** start Input records **

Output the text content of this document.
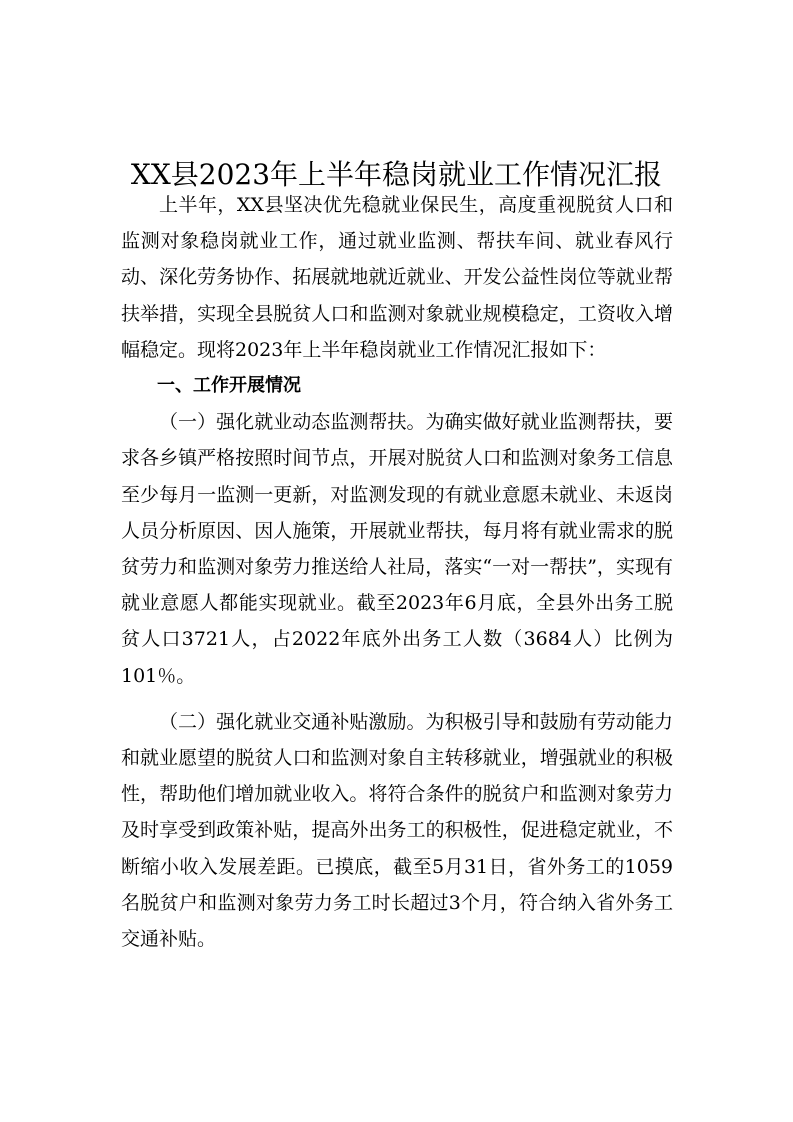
XX县2023年上半年稳岗就业工作情况汇报

上半年，XX县坚决优先稳就业保民生，高度重视脱贫人口和监测对象稳岗就业工作，通过就业监测、帮扶车间、就业春风行动、深化劳务协作、拓展就地就近就业、开发公益性岗位等就业帮扶举措，实现全县脱贫人口和监测对象就业规模稳定，工资收入增幅稳定。现将2023年上半年稳岗就业工作情况汇报如下：

一、工作开展情况

（一）强化就业动态监测帮扶。为确实做好就业监测帮扶，要求各乡镇严格按照时间节点，开展对脱贫人口和监测对象务工信息至少每月一监测一更新，对监测发现的有就业意愿未就业、未返岗人员分析原因、因人施策，开展就业帮扶，每月将有就业需求的脱贫劳力和监测对象劳力推送给人社局，落实“一对一帮扶”，实现有就业意愿人都能实现就业。截至2023年6月底，全县外出务工脱贫人口3721人，占2022年底外出务工人数（3684人）比例为101％。

（二）强化就业交通补贴激励。为积极引导和鼓励有劳动能力和就业愿望的脱贫人口和监测对象自主转移就业，增强就业的积极性，帮助他们增加就业收入。将符合条件的脱贫户和监测对象劳力及时享受到政策补贴，提高外出务工的积极性，促进稳定就业，不断缩小收入发展差距。已摸底，截至5月31日，省外务工的1059名脱贫户和监测对象劳力务工时长超过3个月，符合纳入省外务工交通补贴。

** end Input records **

Work to be completed:
Transcribe every line from the records above without alteration, and leave out the images.

Solved problem:
Output the text content of this document.
XX县2023年上半年稳岗就业工作情况汇报

上半年，XX县坚决优先稳就业保民生，高度重视脱贫人口和监测对象稳岗就业工作，通过就业监测、帮扶车间、就业春风行动、深化劳务协作、拓展就地就近就业、开发公益性岗位等就业帮扶举措，实现全县脱贫人口和监测对象就业规模稳定，工资收入增幅稳定。现将2023年上半年稳岗就业工作情况汇报如下：

一、工作开展情况

（一）强化就业动态监测帮扶。为确实做好就业监测帮扶，要求各乡镇严格按照时间节点，开展对脱贫人口和监测对象务工信息至少每月一监测一更新，对监测发现的有就业意愿未就业、未返岗人员分析原因、因人施策，开展就业帮扶，每月将有就业需求的脱贫劳力和监测对象劳力推送给人社局，落实“一对一帮扶”，实现有就业意愿人都能实现就业。截至2023年6月底，全县外出务工脱贫人口3721人，占2022年底外出务工人数（3684人）比例为101％。

（二）强化就业交通补贴激励。为积极引导和鼓励有劳动能力和就业愿望的脱贫人口和监测对象自主转移就业，增强就业的积极性，帮助他们增加就业收入。将符合条件的脱贫户和监测对象劳力及时享受到政策补贴，提高外出务工的积极性，促进稳定就业，不断缩小收入发展差距。已摸底，截至5月31日，省外务工的1059名脱贫户和监测对象劳力务工时长超过3个月，符合纳入省外务工交通补贴。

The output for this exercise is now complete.